_TASK_
Present every line in which the string "selected" appears.

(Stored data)
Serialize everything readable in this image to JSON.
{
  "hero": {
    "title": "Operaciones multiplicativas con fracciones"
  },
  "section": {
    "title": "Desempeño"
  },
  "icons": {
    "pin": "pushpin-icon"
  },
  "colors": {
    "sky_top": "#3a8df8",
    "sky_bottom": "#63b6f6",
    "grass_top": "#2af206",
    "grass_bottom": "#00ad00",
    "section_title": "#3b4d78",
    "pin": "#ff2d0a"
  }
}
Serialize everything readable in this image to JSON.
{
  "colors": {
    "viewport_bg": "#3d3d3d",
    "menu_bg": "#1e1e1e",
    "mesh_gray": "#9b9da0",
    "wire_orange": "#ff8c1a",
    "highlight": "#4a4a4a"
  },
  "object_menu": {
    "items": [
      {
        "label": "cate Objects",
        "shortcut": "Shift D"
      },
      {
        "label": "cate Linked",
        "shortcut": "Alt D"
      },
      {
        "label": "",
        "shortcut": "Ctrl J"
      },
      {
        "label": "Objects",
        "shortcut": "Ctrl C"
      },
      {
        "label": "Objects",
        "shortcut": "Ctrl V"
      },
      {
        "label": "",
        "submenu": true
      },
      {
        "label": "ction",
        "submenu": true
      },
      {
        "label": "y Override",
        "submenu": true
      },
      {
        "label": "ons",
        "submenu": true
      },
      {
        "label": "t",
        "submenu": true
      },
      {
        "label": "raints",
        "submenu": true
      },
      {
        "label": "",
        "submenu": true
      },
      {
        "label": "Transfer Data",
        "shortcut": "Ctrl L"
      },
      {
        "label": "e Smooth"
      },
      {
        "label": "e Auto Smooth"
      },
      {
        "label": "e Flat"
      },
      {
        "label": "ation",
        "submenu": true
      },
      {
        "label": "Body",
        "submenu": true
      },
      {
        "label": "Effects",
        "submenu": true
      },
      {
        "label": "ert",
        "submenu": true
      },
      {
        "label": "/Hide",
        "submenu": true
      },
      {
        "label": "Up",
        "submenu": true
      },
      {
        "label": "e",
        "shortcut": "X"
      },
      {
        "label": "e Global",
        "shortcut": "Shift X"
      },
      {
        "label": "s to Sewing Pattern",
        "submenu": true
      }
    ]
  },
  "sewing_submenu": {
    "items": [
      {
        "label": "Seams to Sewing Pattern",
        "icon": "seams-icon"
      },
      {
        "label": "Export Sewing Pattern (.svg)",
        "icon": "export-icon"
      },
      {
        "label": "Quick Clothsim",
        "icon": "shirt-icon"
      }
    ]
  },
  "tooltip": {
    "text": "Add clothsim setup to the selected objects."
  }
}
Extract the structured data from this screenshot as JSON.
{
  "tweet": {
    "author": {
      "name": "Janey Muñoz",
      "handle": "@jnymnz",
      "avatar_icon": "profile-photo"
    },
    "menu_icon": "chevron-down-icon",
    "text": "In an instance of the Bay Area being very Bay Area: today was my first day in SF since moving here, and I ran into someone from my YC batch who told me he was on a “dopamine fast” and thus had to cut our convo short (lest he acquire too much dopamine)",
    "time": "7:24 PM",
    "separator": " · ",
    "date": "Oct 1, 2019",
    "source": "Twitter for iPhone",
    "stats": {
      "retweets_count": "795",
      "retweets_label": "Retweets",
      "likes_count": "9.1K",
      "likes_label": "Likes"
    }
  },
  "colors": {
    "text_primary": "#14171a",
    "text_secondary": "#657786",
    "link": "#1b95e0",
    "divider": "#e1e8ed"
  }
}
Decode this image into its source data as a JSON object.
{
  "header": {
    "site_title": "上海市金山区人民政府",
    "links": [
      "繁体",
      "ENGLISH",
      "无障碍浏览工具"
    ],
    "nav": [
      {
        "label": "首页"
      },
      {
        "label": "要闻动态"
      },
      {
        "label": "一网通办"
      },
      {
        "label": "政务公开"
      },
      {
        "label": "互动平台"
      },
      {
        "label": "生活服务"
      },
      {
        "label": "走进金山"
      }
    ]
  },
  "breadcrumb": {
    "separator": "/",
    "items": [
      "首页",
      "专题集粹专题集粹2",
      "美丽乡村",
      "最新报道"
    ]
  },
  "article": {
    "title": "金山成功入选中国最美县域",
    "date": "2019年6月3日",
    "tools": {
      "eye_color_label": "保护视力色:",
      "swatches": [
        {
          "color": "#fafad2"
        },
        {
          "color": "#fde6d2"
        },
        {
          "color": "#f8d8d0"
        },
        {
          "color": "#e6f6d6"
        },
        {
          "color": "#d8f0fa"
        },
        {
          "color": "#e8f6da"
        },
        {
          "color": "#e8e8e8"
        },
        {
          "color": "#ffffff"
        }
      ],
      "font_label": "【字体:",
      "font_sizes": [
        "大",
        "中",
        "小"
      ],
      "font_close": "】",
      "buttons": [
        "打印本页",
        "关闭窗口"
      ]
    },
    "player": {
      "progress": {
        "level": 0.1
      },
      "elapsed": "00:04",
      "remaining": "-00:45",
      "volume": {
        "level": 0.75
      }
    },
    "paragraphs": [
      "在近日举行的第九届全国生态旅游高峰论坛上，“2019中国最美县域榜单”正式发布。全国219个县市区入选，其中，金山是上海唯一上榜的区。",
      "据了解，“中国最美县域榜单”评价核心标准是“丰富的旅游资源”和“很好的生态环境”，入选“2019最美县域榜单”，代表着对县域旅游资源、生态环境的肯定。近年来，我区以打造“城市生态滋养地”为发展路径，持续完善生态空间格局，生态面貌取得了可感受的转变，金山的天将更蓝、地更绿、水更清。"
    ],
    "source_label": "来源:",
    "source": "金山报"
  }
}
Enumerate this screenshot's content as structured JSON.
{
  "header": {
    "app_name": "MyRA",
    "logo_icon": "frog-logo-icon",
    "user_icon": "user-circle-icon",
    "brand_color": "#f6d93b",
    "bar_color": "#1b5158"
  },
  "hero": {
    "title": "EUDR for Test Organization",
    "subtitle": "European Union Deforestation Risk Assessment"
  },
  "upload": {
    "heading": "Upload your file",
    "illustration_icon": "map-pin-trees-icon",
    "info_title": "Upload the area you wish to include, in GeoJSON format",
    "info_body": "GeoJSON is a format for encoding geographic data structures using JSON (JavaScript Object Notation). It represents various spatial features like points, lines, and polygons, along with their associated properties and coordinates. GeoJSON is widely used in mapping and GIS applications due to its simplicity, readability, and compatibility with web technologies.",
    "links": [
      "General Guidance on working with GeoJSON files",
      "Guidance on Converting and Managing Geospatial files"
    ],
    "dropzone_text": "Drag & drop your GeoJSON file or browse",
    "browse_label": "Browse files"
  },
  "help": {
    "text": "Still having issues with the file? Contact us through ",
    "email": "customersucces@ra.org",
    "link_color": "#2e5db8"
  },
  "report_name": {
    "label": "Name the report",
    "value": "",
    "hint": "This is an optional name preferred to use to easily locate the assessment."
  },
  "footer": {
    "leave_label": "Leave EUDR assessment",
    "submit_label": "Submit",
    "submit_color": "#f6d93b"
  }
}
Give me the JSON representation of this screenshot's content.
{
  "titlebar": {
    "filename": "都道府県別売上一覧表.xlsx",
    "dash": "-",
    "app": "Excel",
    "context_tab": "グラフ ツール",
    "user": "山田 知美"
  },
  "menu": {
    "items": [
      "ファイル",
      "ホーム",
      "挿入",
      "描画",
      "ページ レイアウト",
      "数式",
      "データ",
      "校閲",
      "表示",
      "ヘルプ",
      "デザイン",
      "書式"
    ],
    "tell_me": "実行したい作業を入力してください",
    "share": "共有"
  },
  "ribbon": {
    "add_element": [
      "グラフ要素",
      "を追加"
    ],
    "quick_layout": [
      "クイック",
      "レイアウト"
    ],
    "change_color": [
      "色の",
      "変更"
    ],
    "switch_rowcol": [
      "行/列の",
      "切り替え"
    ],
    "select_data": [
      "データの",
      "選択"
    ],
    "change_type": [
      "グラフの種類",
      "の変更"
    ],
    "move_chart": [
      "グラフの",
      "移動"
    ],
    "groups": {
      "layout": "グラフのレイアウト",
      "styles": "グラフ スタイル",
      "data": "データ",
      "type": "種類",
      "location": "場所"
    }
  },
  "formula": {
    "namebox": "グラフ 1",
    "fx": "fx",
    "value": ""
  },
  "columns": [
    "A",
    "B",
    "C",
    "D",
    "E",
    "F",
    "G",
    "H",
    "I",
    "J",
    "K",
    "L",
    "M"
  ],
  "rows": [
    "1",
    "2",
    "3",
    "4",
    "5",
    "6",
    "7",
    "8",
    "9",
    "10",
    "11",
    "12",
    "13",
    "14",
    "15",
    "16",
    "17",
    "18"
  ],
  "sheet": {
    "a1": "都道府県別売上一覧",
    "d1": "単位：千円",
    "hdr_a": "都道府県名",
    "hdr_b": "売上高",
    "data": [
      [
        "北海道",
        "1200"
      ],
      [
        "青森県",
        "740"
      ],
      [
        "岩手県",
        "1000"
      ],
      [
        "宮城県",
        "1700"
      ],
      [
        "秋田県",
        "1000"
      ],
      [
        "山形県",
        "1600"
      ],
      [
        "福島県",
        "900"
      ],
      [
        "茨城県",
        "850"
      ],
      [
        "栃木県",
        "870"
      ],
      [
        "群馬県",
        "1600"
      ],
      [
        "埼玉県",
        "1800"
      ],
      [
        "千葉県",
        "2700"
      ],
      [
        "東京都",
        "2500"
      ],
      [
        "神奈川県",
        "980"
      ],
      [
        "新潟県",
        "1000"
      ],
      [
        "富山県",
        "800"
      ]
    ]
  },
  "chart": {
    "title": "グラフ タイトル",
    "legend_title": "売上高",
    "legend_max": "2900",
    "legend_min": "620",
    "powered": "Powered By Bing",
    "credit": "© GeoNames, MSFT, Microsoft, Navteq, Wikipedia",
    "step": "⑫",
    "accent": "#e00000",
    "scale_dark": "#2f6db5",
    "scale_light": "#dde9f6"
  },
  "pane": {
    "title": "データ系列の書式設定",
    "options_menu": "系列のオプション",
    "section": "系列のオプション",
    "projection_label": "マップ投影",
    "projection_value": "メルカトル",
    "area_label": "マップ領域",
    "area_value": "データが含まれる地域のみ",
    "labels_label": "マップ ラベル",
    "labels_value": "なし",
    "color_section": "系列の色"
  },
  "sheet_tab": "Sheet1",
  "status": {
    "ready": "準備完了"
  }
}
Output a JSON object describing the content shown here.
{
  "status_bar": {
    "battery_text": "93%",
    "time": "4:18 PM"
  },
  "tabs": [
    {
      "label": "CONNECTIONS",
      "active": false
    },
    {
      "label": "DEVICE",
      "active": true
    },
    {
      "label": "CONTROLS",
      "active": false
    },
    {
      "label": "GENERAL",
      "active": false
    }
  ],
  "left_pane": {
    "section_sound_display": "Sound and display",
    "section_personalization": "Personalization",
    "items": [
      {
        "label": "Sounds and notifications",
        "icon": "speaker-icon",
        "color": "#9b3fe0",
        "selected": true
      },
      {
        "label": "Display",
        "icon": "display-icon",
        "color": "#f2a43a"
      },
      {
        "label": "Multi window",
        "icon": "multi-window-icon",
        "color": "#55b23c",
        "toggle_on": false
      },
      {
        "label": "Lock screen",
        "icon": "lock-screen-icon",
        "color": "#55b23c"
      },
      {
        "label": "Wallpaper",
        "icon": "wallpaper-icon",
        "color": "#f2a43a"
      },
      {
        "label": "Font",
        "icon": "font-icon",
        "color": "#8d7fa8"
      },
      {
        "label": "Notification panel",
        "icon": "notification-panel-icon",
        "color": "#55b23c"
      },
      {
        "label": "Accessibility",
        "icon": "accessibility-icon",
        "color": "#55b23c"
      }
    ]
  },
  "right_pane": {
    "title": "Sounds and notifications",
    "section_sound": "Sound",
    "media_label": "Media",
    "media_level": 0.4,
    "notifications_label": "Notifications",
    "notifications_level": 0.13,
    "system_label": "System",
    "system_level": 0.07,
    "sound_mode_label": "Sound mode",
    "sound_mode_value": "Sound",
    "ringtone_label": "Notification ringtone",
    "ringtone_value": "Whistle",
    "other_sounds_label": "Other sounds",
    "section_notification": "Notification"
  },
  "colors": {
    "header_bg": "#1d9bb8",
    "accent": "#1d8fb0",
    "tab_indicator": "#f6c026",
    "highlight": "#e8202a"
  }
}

_TASK RESULT_
    "text": "Add clothsim setup to the selected objects."
        "selected": true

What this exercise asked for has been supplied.